[start RECORD EXTRACTS]
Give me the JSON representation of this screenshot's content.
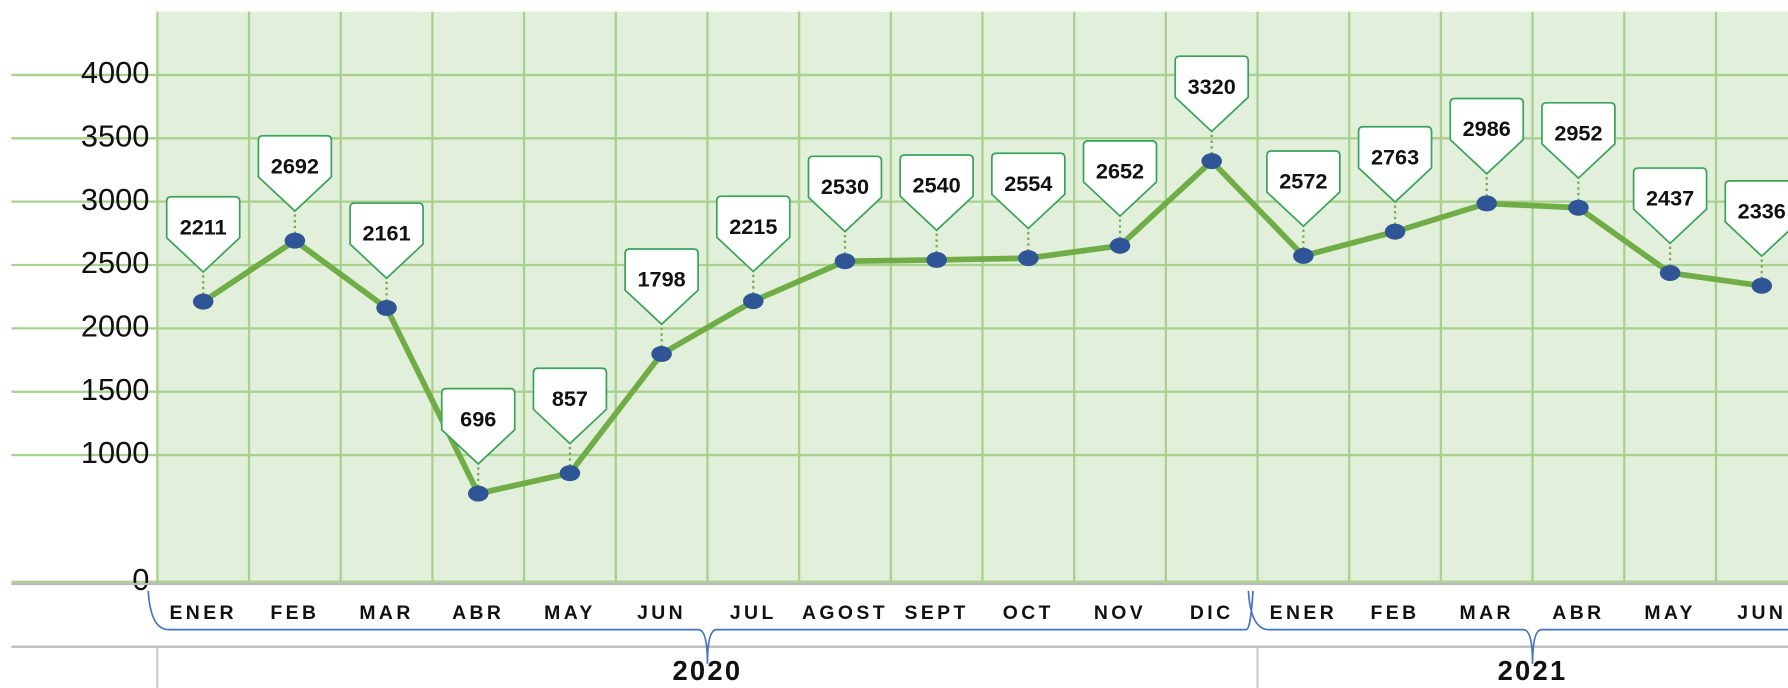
{
  "chart_data": {
    "type": "line",
    "groups": [
      {
        "label": "2020",
        "categories": [
          "ENER",
          "FEB",
          "MAR",
          "ABR",
          "MAY",
          "JUN",
          "JUL",
          "AGOST",
          "SEPT",
          "OCT",
          "NOV",
          "DIC"
        ]
      },
      {
        "label": "2021",
        "categories": [
          "ENER",
          "FEB",
          "MAR",
          "ABR",
          "MAY",
          "JUN"
        ]
      }
    ],
    "series": [
      {
        "color": "#70ad47",
        "marker_color": "#2f5597",
        "values": [
          2211,
          2692,
          2161,
          696,
          857,
          1798,
          2215,
          2530,
          2540,
          2554,
          2652,
          3320,
          2572,
          2763,
          2986,
          2952,
          2437,
          2336
        ]
      }
    ],
    "ylim": [
      0,
      4500
    ],
    "yticks": [
      0,
      1000,
      1500,
      2000,
      2500,
      3000,
      3500,
      4000
    ],
    "grid": true
  }
}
[end RECORD EXTRACTS]
= WHAT IS BEING ASKED =
The records above must be transcribed exactly. Pictures are left out of the copy.

= ANSWER FOR THE TASK =
Give me the JSON representation of this screenshot's content.
{
  "chart_data": {
    "type": "line",
    "groups": [
      {
        "label": "2020",
        "categories": [
          "ENER",
          "FEB",
          "MAR",
          "ABR",
          "MAY",
          "JUN",
          "JUL",
          "AGOST",
          "SEPT",
          "OCT",
          "NOV",
          "DIC"
        ]
      },
      {
        "label": "2021",
        "categories": [
          "ENER",
          "FEB",
          "MAR",
          "ABR",
          "MAY",
          "JUN"
        ]
      }
    ],
    "series": [
      {
        "color": "#70ad47",
        "marker_color": "#2f5597",
        "values": [
          2211,
          2692,
          2161,
          696,
          857,
          1798,
          2215,
          2530,
          2540,
          2554,
          2652,
          3320,
          2572,
          2763,
          2986,
          2952,
          2437,
          2336
        ]
      }
    ],
    "ylim": [
      0,
      4500
    ],
    "yticks": [
      0,
      1000,
      1500,
      2000,
      2500,
      3000,
      3500,
      4000
    ],
    "grid": true
  }
}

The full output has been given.